* Exercise details:
Every line below should be repeated exactly.

* Record list:
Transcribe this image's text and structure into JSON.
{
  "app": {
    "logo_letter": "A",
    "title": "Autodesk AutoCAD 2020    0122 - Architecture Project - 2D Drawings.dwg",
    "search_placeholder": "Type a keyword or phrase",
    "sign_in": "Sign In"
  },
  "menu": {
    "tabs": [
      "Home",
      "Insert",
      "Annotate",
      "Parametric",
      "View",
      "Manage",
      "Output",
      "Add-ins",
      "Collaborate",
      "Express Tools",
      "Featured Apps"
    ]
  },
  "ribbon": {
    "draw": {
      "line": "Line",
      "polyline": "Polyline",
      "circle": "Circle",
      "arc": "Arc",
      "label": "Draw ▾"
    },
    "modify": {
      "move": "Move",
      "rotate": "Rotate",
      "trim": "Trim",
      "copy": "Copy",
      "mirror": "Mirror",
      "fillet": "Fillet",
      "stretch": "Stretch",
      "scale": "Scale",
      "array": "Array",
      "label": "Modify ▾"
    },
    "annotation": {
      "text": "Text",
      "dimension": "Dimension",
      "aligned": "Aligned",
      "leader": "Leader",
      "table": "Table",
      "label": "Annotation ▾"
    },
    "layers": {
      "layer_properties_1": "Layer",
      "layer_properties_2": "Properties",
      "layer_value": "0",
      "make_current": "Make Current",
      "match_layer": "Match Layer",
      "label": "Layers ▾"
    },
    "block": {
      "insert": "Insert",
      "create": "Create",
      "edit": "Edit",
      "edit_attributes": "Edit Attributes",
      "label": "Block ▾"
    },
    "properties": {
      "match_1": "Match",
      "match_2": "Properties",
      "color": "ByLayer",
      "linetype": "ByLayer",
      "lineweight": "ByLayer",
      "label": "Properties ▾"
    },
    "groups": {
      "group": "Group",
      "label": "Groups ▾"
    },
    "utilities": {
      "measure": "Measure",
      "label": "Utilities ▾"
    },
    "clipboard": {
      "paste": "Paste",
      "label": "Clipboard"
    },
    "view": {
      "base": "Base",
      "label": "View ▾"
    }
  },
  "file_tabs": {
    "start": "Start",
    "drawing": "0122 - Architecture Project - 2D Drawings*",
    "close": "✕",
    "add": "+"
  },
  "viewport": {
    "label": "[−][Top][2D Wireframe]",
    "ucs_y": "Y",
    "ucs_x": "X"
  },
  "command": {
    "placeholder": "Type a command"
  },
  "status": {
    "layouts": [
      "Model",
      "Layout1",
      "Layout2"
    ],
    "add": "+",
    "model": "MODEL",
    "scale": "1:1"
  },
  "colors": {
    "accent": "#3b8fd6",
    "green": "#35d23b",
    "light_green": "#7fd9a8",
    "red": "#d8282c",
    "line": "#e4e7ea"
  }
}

* Complete response:
Transcribe this image's text and structure into JSON.
{
  "app": {
    "logo_letter": "A",
    "title": "Autodesk AutoCAD 2020    0122 - Architecture Project - 2D Drawings.dwg",
    "search_placeholder": "Type a keyword or phrase",
    "sign_in": "Sign In"
  },
  "menu": {
    "tabs": [
      "Home",
      "Insert",
      "Annotate",
      "Parametric",
      "View",
      "Manage",
      "Output",
      "Add-ins",
      "Collaborate",
      "Express Tools",
      "Featured Apps"
    ]
  },
  "ribbon": {
    "draw": {
      "line": "Line",
      "polyline": "Polyline",
      "circle": "Circle",
      "arc": "Arc",
      "label": "Draw ▾"
    },
    "modify": {
      "move": "Move",
      "rotate": "Rotate",
      "trim": "Trim",
      "copy": "Copy",
      "mirror": "Mirror",
      "fillet": "Fillet",
      "stretch": "Stretch",
      "scale": "Scale",
      "array": "Array",
      "label": "Modify ▾"
    },
    "annotation": {
      "text": "Text",
      "dimension": "Dimension",
      "aligned": "Aligned",
      "leader": "Leader",
      "table": "Table",
      "label": "Annotation ▾"
    },
    "layers": {
      "layer_properties_1": "Layer",
      "layer_properties_2": "Properties",
      "layer_value": "0",
      "make_current": "Make Current",
      "match_layer": "Match Layer",
      "label": "Layers ▾"
    },
    "block": {
      "insert": "Insert",
      "create": "Create",
      "edit": "Edit",
      "edit_attributes": "Edit Attributes",
      "label": "Block ▾"
    },
    "properties": {
      "match_1": "Match",
      "match_2": "Properties",
      "color": "ByLayer",
      "linetype": "ByLayer",
      "lineweight": "ByLayer",
      "label": "Properties ▾"
    },
    "groups": {
      "group": "Group",
      "label": "Groups ▾"
    },
    "utilities": {
      "measure": "Measure",
      "label": "Utilities ▾"
    },
    "clipboard": {
      "paste": "Paste",
      "label": "Clipboard"
    },
    "view": {
      "base": "Base",
      "label": "View ▾"
    }
  },
  "file_tabs": {
    "start": "Start",
    "drawing": "0122 - Architecture Project - 2D Drawings*",
    "close": "✕",
    "add": "+"
  },
  "viewport": {
    "label": "[−][Top][2D Wireframe]",
    "ucs_y": "Y",
    "ucs_x": "X"
  },
  "command": {
    "placeholder": "Type a command"
  },
  "status": {
    "layouts": [
      "Model",
      "Layout1",
      "Layout2"
    ],
    "add": "+",
    "model": "MODEL",
    "scale": "1:1"
  },
  "colors": {
    "accent": "#3b8fd6",
    "green": "#35d23b",
    "light_green": "#7fd9a8",
    "red": "#d8282c",
    "line": "#e4e7ea"
  }
}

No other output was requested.